## Requirement
Collect all lines from the listing that include the string "Temperature".

#####

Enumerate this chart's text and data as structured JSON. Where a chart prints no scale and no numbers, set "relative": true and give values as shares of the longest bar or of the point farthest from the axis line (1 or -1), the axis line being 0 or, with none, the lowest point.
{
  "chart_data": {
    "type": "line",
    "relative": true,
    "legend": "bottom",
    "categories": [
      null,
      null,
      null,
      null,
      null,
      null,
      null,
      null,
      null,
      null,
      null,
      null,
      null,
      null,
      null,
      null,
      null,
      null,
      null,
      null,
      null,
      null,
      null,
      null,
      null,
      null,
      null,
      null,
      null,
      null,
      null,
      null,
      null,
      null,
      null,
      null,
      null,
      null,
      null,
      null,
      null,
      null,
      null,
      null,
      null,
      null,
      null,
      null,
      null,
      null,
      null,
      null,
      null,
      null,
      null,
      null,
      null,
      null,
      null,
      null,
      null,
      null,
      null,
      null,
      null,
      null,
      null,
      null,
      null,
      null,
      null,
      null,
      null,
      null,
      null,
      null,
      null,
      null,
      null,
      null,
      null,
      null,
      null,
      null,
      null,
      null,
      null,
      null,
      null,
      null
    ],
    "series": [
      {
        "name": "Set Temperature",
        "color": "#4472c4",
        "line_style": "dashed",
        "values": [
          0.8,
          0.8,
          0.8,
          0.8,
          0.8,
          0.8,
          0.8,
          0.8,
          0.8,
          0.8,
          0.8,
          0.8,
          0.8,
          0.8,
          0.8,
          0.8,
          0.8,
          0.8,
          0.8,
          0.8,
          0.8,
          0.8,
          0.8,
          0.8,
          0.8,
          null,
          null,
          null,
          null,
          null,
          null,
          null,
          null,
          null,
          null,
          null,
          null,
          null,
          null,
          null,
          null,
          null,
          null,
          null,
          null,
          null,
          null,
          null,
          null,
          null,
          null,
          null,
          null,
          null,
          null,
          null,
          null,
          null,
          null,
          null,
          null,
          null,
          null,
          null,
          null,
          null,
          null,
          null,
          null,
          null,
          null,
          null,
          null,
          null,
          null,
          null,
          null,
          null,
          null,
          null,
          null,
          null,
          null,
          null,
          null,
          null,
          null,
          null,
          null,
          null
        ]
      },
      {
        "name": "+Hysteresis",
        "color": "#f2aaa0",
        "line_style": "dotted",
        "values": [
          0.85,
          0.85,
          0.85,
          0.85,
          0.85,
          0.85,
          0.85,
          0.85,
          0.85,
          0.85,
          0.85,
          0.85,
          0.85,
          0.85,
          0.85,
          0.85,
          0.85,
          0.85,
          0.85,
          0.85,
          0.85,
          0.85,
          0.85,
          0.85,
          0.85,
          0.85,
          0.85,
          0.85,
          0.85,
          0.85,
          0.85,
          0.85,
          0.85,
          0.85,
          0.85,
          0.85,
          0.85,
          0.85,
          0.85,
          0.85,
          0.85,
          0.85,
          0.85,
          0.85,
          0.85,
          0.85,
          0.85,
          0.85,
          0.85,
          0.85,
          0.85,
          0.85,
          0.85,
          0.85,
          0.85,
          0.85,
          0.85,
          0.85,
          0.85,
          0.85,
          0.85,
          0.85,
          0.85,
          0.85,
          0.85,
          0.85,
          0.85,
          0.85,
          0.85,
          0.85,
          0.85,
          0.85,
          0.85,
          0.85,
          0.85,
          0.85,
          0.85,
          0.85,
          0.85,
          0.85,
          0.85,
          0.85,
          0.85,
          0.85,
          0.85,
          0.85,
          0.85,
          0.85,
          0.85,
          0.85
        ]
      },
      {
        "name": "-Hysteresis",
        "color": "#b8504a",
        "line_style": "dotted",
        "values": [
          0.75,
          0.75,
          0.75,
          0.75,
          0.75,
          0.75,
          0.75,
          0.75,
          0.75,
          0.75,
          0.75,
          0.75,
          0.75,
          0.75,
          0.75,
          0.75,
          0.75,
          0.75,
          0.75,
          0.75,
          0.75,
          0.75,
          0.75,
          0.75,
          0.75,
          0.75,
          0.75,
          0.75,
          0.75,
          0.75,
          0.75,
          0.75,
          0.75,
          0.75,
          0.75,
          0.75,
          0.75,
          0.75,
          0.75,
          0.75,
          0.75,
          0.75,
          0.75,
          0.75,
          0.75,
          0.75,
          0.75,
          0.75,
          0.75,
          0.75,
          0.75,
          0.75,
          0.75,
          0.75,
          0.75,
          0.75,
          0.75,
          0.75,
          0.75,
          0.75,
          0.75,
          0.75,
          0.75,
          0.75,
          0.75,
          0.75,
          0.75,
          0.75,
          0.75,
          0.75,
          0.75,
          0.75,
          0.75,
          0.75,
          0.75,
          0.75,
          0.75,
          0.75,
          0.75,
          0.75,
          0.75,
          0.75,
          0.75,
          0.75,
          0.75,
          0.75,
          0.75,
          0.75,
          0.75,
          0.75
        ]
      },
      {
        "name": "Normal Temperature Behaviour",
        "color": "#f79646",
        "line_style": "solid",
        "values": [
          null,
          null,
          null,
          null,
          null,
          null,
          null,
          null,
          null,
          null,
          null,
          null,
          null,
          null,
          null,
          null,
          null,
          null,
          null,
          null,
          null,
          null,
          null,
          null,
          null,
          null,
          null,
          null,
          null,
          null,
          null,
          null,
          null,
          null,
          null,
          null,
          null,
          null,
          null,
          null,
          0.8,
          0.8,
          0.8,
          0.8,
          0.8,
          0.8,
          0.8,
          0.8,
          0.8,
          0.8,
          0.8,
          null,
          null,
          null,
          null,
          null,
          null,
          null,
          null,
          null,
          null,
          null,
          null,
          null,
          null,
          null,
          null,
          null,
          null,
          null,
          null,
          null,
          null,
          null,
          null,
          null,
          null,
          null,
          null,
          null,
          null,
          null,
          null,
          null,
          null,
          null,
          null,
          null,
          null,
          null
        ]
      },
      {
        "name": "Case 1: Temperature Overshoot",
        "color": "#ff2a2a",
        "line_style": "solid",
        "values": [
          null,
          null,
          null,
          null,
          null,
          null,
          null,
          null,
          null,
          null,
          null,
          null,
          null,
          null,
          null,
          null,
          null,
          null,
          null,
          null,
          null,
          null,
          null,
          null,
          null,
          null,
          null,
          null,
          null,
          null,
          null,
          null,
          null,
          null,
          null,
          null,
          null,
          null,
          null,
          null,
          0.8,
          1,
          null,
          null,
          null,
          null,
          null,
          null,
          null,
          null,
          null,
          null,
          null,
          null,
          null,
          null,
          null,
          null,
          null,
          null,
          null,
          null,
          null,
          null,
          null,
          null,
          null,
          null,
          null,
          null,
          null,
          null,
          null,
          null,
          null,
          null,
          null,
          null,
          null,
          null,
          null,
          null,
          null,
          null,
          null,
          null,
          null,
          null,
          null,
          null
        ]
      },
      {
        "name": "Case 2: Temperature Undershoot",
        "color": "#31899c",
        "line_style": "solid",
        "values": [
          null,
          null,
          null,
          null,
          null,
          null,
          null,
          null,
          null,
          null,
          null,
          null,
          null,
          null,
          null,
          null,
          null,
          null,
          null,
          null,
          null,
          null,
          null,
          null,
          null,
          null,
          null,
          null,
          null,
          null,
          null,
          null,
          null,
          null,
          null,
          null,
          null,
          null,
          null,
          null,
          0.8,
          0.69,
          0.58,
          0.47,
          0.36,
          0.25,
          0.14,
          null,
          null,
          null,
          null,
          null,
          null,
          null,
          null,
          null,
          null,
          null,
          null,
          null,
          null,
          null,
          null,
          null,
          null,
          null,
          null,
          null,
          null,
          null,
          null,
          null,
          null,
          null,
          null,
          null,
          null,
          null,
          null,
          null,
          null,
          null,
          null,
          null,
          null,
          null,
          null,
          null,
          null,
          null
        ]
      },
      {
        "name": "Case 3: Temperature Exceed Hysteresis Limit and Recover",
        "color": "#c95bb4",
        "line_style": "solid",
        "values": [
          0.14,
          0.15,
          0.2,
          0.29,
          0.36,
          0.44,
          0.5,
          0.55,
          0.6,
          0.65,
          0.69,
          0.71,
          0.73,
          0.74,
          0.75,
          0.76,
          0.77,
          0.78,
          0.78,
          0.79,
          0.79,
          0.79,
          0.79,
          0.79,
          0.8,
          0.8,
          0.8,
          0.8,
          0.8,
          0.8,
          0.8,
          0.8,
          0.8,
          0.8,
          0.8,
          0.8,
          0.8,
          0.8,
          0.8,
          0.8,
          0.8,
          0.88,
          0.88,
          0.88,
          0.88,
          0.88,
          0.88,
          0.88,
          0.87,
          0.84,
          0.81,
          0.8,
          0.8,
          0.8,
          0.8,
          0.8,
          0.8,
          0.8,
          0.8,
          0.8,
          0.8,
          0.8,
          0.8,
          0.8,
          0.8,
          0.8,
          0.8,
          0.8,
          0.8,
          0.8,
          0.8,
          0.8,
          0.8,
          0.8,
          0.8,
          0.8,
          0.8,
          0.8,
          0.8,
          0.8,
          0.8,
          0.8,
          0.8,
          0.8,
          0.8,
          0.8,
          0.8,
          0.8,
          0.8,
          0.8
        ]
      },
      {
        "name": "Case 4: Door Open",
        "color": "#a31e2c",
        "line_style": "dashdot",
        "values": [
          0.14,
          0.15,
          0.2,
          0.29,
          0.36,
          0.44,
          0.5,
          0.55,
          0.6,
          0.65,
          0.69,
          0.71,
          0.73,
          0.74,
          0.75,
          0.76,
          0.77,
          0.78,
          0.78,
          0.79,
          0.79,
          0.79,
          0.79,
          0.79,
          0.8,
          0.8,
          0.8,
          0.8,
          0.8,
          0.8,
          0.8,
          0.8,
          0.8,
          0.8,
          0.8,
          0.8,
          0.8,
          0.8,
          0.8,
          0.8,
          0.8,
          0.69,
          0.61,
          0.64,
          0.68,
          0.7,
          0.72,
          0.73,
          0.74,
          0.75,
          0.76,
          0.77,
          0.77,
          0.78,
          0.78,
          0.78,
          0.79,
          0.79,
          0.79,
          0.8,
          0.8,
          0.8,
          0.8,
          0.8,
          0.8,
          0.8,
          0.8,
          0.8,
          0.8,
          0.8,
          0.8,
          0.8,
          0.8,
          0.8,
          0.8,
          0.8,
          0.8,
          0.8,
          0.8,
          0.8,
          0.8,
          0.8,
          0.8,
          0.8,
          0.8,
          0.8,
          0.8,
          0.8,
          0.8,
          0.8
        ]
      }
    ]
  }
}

#####

## Task output
        "name": "Set Temperature",
        "name": "Normal Temperature Behaviour",
        "name": "Case 1: Temperature Overshoot",
        "name": "Case 2: Temperature Undershoot",
        "name": "Case 3: Temperature Exceed Hysteresis Limit and Recover",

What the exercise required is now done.